[Collected data]
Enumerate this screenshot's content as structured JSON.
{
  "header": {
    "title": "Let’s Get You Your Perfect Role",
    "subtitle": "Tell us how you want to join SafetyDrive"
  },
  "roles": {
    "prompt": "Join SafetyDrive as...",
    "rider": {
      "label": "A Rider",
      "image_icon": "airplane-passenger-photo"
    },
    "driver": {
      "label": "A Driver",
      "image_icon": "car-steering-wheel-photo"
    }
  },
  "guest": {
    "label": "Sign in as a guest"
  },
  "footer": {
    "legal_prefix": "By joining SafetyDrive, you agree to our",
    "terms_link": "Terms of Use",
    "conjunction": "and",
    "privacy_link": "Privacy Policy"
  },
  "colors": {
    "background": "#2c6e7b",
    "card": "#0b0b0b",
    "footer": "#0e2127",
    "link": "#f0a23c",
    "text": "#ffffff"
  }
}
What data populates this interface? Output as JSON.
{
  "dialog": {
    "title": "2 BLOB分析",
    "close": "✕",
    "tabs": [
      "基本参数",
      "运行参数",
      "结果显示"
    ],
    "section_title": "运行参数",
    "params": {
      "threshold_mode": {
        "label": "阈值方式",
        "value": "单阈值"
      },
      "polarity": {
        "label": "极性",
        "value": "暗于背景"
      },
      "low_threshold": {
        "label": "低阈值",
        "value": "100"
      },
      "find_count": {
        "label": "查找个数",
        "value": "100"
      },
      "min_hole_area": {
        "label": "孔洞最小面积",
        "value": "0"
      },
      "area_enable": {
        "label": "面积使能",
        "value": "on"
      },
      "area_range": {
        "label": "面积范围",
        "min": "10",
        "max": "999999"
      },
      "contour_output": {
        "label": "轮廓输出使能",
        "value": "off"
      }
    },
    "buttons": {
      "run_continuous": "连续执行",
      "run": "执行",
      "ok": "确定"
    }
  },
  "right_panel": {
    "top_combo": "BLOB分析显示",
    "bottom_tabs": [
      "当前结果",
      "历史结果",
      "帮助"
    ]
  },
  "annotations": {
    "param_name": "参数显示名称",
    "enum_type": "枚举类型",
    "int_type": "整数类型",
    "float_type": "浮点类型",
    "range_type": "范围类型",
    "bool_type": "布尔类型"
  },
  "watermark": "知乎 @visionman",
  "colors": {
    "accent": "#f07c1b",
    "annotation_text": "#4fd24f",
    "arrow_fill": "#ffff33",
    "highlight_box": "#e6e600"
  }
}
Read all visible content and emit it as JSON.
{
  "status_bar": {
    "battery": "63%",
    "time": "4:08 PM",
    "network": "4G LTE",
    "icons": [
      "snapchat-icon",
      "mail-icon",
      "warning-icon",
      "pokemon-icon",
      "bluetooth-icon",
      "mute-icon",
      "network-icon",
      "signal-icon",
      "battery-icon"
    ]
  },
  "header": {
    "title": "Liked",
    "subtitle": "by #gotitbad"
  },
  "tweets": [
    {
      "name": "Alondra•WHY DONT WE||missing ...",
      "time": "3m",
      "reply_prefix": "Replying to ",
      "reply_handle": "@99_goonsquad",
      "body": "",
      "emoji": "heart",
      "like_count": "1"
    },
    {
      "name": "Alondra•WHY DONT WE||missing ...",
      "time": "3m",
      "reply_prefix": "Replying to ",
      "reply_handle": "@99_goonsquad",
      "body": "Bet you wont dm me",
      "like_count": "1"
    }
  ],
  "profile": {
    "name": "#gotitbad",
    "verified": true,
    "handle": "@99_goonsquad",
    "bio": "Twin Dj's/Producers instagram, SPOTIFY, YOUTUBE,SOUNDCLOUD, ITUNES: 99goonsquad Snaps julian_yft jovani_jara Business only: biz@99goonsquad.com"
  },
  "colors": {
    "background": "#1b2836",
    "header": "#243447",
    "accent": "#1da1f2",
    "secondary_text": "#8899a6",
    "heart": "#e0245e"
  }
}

* _PROBLEM DETAILS_:
Give back the whole listing exactly as it reads.

* _TASK SOLUTION_:
Enumerate this screenshot's content as structured JSON.
{
  "header": {
    "title": "Let’s Get You Your Perfect Role",
    "subtitle": "Tell us how you want to join SafetyDrive"
  },
  "roles": {
    "prompt": "Join SafetyDrive as...",
    "rider": {
      "label": "A Rider",
      "image_icon": "airplane-passenger-photo"
    },
    "driver": {
      "label": "A Driver",
      "image_icon": "car-steering-wheel-photo"
    }
  },
  "guest": {
    "label": "Sign in as a guest"
  },
  "footer": {
    "legal_prefix": "By joining SafetyDrive, you agree to our",
    "terms_link": "Terms of Use",
    "conjunction": "and",
    "privacy_link": "Privacy Policy"
  },
  "colors": {
    "background": "#2c6e7b",
    "card": "#0b0b0b",
    "footer": "#0e2127",
    "link": "#f0a23c",
    "text": "#ffffff"
  }
}
What data populates this interface? Output as JSON.
{
  "dialog": {
    "title": "2 BLOB分析",
    "close": "✕",
    "tabs": [
      "基本参数",
      "运行参数",
      "结果显示"
    ],
    "section_title": "运行参数",
    "params": {
      "threshold_mode": {
        "label": "阈值方式",
        "value": "单阈值"
      },
      "polarity": {
        "label": "极性",
        "value": "暗于背景"
      },
      "low_threshold": {
        "label": "低阈值",
        "value": "100"
      },
      "find_count": {
        "label": "查找个数",
        "value": "100"
      },
      "min_hole_area": {
        "label": "孔洞最小面积",
        "value": "0"
      },
      "area_enable": {
        "label": "面积使能",
        "value": "on"
      },
      "area_range": {
        "label": "面积范围",
        "min": "10",
        "max": "999999"
      },
      "contour_output": {
        "label": "轮廓输出使能",
        "value": "off"
      }
    },
    "buttons": {
      "run_continuous": "连续执行",
      "run": "执行",
      "ok": "确定"
    }
  },
  "right_panel": {
    "top_combo": "BLOB分析显示",
    "bottom_tabs": [
      "当前结果",
      "历史结果",
      "帮助"
    ]
  },
  "annotations": {
    "param_name": "参数显示名称",
    "enum_type": "枚举类型",
    "int_type": "整数类型",
    "float_type": "浮点类型",
    "range_type": "范围类型",
    "bool_type": "布尔类型"
  },
  "watermark": "知乎 @visionman",
  "colors": {
    "accent": "#f07c1b",
    "annotation_text": "#4fd24f",
    "arrow_fill": "#ffff33",
    "highlight_box": "#e6e600"
  }
}
Read all visible content and emit it as JSON.
{
  "status_bar": {
    "battery": "63%",
    "time": "4:08 PM",
    "network": "4G LTE",
    "icons": [
      "snapchat-icon",
      "mail-icon",
      "warning-icon",
      "pokemon-icon",
      "bluetooth-icon",
      "mute-icon",
      "network-icon",
      "signal-icon",
      "battery-icon"
    ]
  },
  "header": {
    "title": "Liked",
    "subtitle": "by #gotitbad"
  },
  "tweets": [
    {
      "name": "Alondra•WHY DONT WE||missing ...",
      "time": "3m",
      "reply_prefix": "Replying to ",
      "reply_handle": "@99_goonsquad",
      "body": "",
      "emoji": "heart",
      "like_count": "1"
    },
    {
      "name": "Alondra•WHY DONT WE||missing ...",
      "time": "3m",
      "reply_prefix": "Replying to ",
      "reply_handle": "@99_goonsquad",
      "body": "Bet you wont dm me",
      "like_count": "1"
    }
  ],
  "profile": {
    "name": "#gotitbad",
    "verified": true,
    "handle": "@99_goonsquad",
    "bio": "Twin Dj's/Producers instagram, SPOTIFY, YOUTUBE,SOUNDCLOUD, ITUNES: 99goonsquad Snaps julian_yft jovani_jara Business only: biz@99goonsquad.com"
  },
  "colors": {
    "background": "#1b2836",
    "header": "#243447",
    "accent": "#1da1f2",
    "secondary_text": "#8899a6",
    "heart": "#e0245e"
  }
}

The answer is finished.